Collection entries
————

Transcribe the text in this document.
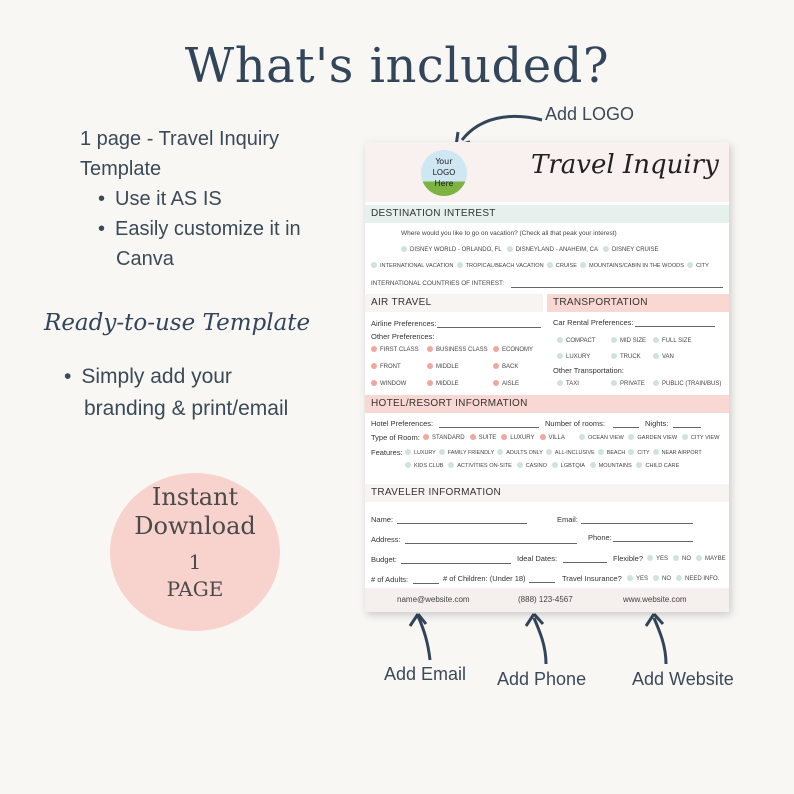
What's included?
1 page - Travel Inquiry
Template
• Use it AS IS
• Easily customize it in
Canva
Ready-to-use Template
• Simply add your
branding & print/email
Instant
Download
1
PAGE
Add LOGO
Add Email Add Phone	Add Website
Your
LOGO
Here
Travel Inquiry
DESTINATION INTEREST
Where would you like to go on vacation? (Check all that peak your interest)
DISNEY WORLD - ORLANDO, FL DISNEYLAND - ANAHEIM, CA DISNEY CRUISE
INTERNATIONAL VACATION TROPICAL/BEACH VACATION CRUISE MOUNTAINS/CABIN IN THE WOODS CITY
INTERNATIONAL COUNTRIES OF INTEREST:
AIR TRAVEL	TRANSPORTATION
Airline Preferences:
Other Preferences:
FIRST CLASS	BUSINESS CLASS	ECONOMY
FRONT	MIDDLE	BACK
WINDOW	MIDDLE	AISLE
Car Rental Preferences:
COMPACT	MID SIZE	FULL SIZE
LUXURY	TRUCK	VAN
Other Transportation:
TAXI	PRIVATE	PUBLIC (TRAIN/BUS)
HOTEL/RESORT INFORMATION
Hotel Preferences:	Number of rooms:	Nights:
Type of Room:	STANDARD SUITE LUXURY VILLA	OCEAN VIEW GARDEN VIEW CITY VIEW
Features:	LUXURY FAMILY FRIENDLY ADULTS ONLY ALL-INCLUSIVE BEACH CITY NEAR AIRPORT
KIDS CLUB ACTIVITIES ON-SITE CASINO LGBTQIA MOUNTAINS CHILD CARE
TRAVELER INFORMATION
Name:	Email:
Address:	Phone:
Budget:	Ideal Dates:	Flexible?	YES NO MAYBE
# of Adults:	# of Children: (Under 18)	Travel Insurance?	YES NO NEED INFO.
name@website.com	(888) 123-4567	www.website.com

————

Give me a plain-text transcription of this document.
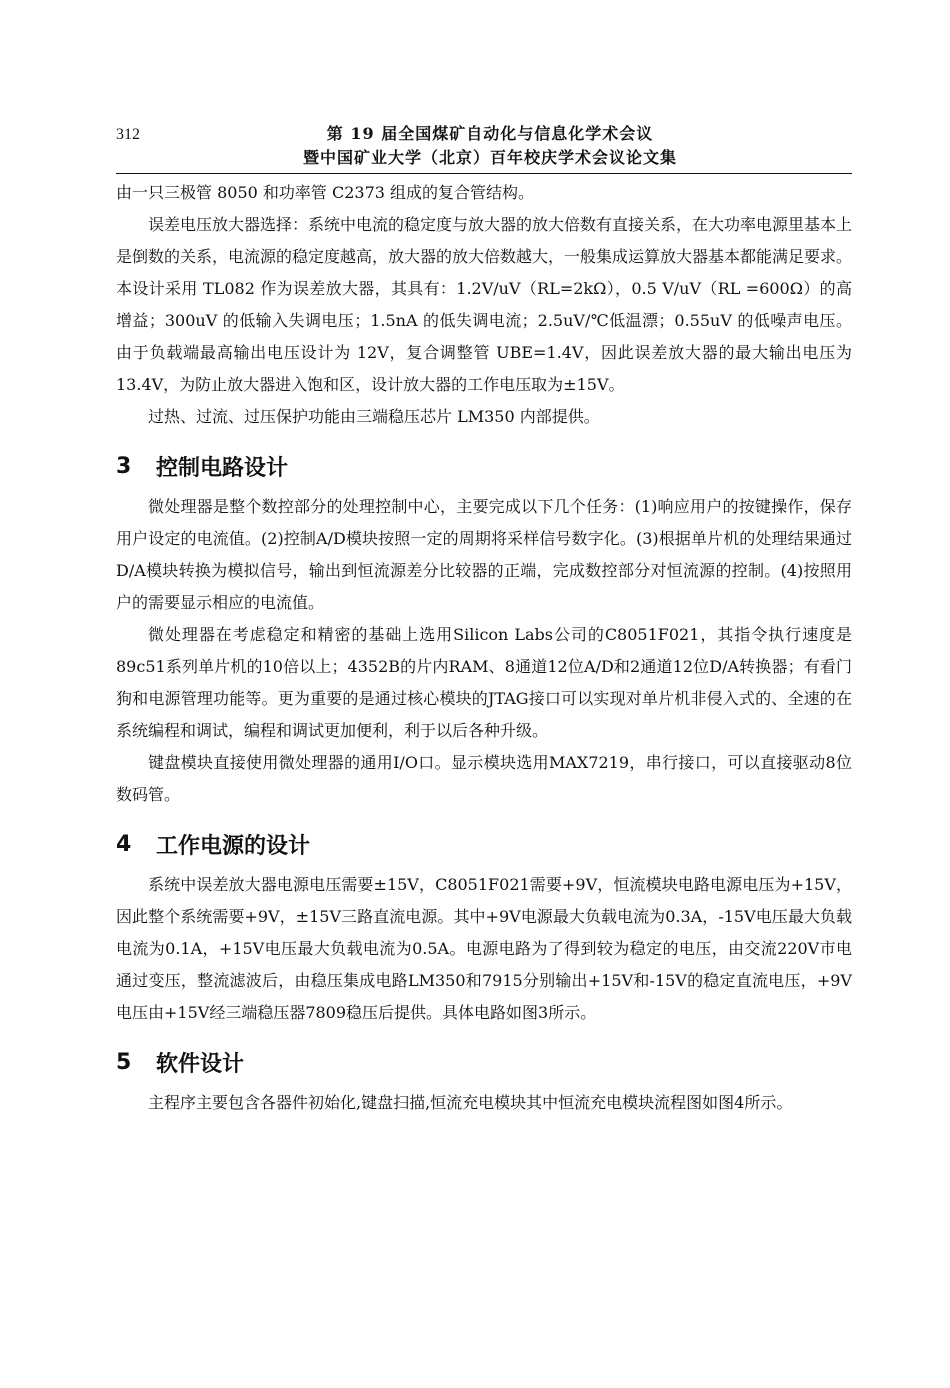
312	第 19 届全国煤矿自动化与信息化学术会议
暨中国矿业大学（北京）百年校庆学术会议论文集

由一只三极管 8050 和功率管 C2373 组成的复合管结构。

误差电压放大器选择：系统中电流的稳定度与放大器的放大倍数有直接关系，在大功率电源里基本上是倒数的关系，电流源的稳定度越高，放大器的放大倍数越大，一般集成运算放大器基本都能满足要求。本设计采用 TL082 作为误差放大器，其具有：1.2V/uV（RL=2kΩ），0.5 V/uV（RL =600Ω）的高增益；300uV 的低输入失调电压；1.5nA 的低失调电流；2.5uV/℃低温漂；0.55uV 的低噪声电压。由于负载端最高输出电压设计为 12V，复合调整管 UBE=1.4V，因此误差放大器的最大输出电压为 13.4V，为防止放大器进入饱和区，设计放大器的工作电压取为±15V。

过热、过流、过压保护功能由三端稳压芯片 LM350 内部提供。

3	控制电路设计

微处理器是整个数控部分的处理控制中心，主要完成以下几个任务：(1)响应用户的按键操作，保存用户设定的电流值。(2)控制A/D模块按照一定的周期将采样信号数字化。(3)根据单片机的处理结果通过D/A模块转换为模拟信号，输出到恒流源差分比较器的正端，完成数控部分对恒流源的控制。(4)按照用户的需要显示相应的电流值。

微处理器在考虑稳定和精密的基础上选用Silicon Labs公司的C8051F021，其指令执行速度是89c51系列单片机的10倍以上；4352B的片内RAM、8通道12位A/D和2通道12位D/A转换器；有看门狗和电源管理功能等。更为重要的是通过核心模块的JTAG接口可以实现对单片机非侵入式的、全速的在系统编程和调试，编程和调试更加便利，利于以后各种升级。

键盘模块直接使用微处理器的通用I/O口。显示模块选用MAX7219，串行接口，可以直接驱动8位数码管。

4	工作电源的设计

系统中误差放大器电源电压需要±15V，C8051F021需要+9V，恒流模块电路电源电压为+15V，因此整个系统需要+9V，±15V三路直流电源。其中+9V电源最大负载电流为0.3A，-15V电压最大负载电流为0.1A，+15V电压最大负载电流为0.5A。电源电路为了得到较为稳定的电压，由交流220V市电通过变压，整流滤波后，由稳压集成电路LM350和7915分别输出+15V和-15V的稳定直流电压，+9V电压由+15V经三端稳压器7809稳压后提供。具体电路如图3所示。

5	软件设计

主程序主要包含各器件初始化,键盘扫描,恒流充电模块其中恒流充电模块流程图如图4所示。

————

▸ **Task to carry out**
Search the records for the word "INFORMATION", then list every line that has it.

▸ **Output of the task**
HOTEL/RESORT INFORMATION
TRAVELER INFORMATION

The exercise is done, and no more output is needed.